• [PROBLEM TO SOLVE] Report all lines from the entries below in which "dans" appears.

• [MATERIAL FOR THIS TASK]
■ ■ ■ ■ ■
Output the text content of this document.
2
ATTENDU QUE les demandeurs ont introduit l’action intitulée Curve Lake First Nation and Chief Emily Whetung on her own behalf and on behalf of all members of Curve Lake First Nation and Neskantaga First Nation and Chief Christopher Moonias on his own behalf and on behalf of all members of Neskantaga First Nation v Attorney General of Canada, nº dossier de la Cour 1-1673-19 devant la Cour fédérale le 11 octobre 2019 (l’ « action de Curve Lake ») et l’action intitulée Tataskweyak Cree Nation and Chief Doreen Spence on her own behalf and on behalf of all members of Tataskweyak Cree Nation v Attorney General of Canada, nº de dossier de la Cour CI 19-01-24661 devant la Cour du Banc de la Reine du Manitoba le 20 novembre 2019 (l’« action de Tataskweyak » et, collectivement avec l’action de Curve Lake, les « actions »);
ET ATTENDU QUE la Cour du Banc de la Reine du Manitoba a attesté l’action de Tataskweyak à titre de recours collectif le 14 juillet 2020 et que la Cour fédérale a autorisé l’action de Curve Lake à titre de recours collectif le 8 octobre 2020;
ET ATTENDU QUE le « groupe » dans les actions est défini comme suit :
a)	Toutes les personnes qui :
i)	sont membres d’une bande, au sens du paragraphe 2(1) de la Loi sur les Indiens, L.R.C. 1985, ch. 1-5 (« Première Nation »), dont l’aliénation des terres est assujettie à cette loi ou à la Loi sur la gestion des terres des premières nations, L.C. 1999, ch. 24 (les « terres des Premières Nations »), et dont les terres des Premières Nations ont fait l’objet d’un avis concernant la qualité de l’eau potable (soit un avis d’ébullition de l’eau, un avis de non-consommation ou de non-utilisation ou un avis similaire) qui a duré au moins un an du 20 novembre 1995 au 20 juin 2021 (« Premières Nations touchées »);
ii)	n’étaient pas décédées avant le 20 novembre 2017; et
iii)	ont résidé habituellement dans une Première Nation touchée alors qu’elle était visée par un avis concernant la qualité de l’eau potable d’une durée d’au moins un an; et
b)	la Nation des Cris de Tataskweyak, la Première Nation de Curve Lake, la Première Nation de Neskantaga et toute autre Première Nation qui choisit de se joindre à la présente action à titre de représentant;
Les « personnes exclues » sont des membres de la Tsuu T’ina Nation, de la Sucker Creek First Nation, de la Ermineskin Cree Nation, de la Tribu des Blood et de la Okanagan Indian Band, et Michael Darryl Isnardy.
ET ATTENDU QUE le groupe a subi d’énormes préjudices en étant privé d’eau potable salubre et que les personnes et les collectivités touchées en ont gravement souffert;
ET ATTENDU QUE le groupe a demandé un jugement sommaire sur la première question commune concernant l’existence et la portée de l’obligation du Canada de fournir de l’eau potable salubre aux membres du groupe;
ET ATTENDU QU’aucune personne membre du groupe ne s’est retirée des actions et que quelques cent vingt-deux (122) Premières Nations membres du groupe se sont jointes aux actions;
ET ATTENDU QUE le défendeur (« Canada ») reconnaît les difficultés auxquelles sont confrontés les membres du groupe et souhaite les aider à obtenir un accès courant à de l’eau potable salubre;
■ ■ ■ ■ ■
• [FINISHED TASK]
ET ATTENDU QUE le « groupe » dans les actions est défini comme suit :
iii)	ont résidé habituellement dans une Première Nation touchée alors qu’elle était visée par un avis concernant la qualité de l’eau potable d’une durée d’au moins un an; et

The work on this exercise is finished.